What is asked:
Search the material below for the string "investor" and extract each line that has it.

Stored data
━━━━

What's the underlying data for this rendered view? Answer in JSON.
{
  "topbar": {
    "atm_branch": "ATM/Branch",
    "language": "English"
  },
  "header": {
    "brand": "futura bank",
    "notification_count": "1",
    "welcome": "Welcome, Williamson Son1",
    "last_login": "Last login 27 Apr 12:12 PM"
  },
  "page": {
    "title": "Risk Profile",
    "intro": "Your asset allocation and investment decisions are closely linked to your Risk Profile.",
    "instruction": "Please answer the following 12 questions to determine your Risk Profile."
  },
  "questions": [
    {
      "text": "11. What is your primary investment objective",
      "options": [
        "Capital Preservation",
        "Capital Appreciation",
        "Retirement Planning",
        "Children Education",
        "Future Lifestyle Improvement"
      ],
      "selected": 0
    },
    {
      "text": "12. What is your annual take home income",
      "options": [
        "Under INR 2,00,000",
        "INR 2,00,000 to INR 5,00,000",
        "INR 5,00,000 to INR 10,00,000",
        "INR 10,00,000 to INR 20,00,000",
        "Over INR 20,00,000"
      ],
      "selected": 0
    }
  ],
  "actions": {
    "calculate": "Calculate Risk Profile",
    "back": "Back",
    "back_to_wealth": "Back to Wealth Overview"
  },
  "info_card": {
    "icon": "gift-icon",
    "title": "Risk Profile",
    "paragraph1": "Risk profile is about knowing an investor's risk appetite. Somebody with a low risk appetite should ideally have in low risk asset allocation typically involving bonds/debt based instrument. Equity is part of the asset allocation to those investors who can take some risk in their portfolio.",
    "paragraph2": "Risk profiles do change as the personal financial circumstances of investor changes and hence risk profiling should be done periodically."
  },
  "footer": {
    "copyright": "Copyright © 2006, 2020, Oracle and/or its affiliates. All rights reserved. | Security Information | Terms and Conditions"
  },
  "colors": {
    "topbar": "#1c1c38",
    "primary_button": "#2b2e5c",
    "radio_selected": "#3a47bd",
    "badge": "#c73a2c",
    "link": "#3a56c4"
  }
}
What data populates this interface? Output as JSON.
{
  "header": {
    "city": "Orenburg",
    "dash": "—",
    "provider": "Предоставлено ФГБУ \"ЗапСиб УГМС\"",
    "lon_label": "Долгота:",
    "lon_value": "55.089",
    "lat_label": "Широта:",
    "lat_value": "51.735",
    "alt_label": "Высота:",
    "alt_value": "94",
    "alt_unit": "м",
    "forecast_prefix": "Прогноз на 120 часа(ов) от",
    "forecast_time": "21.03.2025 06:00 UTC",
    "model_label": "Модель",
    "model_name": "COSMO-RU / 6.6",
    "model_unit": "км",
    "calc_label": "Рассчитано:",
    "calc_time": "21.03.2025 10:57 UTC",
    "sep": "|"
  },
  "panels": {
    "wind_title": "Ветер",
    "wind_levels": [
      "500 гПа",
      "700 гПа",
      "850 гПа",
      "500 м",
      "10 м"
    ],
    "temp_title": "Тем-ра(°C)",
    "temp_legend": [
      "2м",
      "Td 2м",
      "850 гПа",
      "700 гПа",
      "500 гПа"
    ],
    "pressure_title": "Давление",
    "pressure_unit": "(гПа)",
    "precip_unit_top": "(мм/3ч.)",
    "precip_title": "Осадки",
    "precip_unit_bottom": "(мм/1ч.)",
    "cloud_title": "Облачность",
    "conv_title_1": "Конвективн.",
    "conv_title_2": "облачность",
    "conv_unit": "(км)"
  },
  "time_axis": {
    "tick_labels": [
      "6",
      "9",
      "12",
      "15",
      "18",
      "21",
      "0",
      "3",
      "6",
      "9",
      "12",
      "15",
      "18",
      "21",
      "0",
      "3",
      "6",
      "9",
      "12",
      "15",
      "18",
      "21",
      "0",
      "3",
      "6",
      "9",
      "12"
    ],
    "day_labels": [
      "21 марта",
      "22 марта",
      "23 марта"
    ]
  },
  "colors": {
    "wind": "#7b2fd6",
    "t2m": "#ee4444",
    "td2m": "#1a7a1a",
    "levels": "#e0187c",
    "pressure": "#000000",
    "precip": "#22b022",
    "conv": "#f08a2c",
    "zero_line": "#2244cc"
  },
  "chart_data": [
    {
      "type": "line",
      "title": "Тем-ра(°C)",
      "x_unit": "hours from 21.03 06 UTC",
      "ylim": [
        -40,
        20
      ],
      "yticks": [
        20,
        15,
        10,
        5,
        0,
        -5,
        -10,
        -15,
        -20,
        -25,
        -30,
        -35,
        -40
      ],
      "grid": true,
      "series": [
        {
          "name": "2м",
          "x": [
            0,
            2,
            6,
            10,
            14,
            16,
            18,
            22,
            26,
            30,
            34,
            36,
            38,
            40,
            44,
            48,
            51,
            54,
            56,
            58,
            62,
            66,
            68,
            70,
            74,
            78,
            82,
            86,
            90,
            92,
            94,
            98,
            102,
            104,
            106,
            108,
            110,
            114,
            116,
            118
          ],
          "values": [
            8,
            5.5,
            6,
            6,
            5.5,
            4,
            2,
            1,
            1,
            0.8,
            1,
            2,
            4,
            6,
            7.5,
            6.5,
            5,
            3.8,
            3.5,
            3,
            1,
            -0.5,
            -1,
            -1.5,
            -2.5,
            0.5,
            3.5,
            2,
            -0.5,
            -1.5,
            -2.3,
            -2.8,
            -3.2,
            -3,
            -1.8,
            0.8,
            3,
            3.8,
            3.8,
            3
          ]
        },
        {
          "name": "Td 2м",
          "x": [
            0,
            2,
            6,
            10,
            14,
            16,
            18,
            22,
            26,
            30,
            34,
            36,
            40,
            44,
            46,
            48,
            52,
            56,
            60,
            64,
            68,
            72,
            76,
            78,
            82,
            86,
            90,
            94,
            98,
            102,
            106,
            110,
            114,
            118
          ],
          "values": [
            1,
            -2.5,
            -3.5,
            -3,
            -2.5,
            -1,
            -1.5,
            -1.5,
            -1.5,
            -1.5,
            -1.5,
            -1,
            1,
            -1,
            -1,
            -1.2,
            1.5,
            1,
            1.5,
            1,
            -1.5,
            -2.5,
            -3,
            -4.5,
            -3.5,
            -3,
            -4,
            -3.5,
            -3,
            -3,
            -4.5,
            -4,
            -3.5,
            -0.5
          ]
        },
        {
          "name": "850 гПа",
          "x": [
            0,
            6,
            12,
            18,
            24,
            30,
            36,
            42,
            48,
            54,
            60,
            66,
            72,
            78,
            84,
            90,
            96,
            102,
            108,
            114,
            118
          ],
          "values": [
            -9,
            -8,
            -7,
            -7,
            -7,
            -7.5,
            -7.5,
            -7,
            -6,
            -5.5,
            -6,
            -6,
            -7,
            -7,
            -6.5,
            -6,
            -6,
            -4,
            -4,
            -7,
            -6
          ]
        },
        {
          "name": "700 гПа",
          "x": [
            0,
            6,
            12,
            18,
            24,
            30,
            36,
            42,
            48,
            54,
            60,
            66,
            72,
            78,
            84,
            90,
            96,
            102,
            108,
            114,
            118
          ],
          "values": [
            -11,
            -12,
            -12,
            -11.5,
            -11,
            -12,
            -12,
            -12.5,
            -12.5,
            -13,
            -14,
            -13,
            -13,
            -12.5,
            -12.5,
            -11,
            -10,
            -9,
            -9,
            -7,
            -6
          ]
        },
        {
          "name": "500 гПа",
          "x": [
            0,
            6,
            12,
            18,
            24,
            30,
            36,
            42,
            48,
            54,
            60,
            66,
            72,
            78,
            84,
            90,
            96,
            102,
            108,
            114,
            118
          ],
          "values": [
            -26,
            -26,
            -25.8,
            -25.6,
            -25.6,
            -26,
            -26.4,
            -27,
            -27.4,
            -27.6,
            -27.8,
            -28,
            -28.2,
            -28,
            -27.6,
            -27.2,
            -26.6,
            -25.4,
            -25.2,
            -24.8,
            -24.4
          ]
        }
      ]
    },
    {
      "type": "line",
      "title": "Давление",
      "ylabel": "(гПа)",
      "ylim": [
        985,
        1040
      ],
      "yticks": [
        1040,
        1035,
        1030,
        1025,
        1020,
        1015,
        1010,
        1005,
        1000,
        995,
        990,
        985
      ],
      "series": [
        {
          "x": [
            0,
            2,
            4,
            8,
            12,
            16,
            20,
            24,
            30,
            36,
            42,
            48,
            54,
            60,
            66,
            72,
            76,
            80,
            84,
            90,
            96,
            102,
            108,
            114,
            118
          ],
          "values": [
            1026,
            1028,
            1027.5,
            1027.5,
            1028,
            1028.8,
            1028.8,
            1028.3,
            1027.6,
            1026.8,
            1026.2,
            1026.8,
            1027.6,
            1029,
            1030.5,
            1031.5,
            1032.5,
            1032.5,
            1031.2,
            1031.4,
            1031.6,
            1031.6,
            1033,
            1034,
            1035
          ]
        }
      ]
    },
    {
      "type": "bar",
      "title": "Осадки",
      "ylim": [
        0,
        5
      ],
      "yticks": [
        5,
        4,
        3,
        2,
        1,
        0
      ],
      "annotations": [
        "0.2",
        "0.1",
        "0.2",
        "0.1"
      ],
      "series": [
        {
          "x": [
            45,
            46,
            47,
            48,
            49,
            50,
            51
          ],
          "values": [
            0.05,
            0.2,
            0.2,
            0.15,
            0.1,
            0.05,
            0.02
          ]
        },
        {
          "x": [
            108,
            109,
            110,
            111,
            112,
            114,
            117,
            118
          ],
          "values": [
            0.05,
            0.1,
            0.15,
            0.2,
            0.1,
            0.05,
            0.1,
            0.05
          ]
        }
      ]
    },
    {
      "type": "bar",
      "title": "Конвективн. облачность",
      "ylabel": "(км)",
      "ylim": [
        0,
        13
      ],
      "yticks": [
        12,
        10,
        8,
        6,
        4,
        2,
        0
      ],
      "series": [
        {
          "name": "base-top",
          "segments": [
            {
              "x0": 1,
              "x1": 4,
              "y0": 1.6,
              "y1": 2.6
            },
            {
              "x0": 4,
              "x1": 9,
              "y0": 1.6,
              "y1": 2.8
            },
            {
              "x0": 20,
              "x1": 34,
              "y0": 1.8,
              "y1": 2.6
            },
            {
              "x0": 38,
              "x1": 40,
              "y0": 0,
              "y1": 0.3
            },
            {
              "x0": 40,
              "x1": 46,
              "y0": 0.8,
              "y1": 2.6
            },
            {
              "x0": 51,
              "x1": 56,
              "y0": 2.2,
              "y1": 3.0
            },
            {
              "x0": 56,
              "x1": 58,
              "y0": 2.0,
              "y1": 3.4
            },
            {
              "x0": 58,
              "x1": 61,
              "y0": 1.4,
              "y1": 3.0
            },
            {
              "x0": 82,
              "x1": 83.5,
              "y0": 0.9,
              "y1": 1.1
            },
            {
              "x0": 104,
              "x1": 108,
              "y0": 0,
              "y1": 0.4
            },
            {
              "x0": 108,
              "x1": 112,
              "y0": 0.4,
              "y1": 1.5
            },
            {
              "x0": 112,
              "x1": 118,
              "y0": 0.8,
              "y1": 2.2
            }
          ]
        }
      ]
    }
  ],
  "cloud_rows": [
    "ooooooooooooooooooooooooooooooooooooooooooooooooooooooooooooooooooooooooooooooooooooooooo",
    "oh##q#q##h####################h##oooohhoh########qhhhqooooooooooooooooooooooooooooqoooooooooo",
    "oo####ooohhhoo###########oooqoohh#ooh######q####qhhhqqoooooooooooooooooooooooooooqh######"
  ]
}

━━━━

Solution for this task:
    "paragraph1": "Risk profile is about knowing an investor's risk appetite. Somebody with a low risk appetite should ideally have in low risk asset allocation typically involving bonds/debt based instrument. Equity is part of the asset allocation to those investors who can take some risk in their portfolio.",
    "paragraph2": "Risk profiles do change as the personal financial circumstances of investor changes and hence risk profiling should be done periodically."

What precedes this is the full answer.